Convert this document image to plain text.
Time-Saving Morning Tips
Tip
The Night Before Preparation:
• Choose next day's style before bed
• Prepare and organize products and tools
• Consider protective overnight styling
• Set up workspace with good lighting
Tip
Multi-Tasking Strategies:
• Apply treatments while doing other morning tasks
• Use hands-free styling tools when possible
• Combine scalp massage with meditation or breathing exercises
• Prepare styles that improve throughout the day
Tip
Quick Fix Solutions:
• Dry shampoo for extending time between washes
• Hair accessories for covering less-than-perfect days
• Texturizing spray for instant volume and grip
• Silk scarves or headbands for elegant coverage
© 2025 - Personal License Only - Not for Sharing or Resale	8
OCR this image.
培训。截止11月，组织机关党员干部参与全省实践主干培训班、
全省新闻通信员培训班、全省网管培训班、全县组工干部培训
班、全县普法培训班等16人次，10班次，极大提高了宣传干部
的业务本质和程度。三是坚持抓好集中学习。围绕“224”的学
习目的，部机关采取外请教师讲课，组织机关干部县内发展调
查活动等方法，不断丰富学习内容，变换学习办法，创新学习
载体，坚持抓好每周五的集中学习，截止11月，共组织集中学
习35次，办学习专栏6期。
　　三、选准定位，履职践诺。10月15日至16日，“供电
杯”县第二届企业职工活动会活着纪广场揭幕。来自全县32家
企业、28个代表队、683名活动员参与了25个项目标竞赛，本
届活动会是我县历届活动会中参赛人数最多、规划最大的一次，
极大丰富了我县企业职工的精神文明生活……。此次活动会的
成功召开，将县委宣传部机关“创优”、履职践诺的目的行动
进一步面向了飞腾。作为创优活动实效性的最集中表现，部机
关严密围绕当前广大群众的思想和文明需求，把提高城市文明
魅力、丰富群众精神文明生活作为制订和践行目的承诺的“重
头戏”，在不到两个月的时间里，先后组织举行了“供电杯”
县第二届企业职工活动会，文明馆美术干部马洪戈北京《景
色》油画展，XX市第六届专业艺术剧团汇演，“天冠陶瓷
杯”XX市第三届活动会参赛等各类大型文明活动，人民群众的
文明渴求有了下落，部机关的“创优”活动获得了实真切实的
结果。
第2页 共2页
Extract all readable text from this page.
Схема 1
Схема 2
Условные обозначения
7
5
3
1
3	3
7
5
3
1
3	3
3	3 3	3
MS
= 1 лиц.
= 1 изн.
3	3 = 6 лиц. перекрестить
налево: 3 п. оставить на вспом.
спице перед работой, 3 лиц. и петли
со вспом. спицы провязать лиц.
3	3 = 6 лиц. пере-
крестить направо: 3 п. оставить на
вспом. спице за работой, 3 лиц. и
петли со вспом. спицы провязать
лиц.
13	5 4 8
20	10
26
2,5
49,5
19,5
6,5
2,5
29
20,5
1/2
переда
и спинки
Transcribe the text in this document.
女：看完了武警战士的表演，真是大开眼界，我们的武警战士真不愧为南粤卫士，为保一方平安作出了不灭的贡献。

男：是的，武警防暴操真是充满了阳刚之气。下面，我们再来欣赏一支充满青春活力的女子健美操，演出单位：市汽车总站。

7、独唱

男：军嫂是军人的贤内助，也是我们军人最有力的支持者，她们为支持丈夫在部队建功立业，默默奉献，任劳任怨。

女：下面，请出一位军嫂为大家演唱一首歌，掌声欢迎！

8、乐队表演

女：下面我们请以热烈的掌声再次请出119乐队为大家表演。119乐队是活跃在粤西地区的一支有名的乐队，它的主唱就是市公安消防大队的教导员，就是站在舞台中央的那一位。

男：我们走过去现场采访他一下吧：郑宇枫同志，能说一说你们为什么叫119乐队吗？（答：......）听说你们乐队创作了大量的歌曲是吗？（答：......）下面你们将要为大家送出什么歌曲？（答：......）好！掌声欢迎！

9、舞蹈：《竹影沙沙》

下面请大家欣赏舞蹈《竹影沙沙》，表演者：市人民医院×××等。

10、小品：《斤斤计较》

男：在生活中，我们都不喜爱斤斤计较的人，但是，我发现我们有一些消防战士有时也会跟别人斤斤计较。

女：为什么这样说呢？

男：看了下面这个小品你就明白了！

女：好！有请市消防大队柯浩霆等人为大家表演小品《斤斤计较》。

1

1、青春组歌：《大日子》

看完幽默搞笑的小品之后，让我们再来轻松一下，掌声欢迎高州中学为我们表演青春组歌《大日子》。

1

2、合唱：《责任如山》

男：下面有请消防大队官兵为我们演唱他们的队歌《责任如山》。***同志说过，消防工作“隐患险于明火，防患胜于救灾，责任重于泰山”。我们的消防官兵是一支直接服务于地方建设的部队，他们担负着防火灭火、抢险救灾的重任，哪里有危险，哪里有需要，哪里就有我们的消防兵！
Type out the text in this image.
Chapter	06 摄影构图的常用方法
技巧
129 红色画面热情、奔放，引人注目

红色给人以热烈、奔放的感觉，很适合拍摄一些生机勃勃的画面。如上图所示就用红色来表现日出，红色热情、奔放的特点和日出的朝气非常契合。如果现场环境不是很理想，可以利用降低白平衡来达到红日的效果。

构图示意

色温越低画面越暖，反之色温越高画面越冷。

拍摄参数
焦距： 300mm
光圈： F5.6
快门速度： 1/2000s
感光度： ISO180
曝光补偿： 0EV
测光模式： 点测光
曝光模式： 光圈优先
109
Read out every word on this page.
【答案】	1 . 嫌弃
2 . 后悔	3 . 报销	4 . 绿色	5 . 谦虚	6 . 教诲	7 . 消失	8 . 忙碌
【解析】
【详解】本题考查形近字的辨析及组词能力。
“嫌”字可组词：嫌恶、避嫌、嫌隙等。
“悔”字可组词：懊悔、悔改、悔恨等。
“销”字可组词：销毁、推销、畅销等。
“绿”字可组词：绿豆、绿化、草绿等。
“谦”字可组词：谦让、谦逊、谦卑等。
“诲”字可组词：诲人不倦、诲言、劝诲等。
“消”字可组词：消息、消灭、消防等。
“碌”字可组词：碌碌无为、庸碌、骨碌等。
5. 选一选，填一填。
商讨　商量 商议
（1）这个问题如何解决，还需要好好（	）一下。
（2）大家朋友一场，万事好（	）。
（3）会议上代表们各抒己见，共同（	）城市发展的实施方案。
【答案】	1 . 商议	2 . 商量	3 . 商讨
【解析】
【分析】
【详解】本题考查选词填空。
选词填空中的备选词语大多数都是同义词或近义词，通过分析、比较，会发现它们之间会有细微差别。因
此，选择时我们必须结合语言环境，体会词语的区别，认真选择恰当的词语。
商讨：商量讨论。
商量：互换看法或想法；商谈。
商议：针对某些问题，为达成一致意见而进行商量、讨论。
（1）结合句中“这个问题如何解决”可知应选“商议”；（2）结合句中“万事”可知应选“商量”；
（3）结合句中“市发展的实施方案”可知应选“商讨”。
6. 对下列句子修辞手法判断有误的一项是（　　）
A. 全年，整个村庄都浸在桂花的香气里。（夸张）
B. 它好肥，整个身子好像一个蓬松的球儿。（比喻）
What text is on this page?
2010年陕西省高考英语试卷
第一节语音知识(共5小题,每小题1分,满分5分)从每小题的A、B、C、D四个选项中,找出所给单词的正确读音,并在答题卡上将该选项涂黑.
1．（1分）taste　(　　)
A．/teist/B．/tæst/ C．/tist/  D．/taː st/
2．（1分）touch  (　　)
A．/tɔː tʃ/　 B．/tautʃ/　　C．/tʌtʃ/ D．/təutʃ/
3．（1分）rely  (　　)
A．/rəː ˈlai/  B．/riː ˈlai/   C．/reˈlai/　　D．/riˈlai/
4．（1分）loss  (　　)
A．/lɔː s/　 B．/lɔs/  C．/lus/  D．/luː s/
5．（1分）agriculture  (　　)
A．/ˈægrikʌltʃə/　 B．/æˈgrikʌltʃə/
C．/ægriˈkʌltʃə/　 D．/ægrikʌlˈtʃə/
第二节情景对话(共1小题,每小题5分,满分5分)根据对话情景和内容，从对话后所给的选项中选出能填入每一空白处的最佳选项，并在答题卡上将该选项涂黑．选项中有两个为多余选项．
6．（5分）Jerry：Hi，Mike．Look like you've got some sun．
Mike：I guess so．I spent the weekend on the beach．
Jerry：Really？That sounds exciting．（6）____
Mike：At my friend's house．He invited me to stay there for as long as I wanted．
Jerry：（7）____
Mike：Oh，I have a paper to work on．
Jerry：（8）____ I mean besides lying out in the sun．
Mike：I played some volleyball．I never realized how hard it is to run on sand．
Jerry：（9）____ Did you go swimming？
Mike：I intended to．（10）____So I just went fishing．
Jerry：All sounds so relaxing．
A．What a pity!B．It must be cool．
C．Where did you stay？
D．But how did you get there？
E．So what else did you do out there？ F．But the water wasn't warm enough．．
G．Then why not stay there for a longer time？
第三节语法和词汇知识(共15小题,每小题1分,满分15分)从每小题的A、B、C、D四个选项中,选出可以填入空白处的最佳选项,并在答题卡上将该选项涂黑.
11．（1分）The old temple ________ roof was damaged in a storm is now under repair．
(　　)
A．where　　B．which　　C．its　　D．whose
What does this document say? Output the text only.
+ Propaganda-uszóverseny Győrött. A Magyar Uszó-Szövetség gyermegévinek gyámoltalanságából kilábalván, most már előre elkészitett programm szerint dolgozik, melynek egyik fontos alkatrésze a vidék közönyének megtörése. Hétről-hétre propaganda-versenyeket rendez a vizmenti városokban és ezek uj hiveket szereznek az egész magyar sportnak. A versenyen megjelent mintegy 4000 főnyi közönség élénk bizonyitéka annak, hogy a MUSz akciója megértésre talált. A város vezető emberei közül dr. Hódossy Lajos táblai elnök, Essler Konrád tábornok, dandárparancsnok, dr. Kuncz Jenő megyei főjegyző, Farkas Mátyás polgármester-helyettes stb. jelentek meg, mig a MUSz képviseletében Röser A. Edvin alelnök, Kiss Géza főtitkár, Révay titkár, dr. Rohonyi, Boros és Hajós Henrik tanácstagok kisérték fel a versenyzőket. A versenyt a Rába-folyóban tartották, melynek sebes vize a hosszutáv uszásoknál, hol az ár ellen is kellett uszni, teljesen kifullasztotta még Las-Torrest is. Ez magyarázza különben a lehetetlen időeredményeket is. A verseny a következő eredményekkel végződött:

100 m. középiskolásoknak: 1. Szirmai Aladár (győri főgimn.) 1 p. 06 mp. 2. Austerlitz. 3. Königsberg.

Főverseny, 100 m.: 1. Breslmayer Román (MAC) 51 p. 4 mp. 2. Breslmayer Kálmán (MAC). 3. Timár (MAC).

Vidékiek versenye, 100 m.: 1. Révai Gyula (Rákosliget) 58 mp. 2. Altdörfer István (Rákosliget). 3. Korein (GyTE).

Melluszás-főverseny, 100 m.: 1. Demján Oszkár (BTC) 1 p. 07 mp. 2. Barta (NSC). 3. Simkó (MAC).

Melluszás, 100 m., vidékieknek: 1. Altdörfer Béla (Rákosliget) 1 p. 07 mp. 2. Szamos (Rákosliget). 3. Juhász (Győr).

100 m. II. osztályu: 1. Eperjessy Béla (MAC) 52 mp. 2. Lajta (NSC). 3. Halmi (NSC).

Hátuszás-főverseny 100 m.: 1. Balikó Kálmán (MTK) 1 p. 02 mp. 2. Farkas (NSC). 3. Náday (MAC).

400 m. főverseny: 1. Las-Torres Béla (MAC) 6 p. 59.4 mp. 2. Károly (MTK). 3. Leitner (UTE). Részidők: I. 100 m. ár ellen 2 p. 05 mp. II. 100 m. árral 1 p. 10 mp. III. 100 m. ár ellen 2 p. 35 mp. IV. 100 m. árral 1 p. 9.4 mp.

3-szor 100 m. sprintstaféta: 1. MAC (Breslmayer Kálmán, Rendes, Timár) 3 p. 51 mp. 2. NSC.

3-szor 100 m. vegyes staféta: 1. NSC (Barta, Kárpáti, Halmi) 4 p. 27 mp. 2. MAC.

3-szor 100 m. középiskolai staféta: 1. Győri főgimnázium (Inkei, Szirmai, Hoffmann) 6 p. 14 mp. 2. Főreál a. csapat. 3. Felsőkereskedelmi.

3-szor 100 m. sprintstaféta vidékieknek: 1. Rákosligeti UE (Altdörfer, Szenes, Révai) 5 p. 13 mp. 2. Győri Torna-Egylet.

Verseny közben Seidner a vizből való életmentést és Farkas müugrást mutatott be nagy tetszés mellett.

▬▬▬

- _Directive_
Search the data for the word "with" and copy each line where it appears.

- _Result of the task_
• Set up workspace with good lighting
• Combine scalp massage with meditation or breathing exercises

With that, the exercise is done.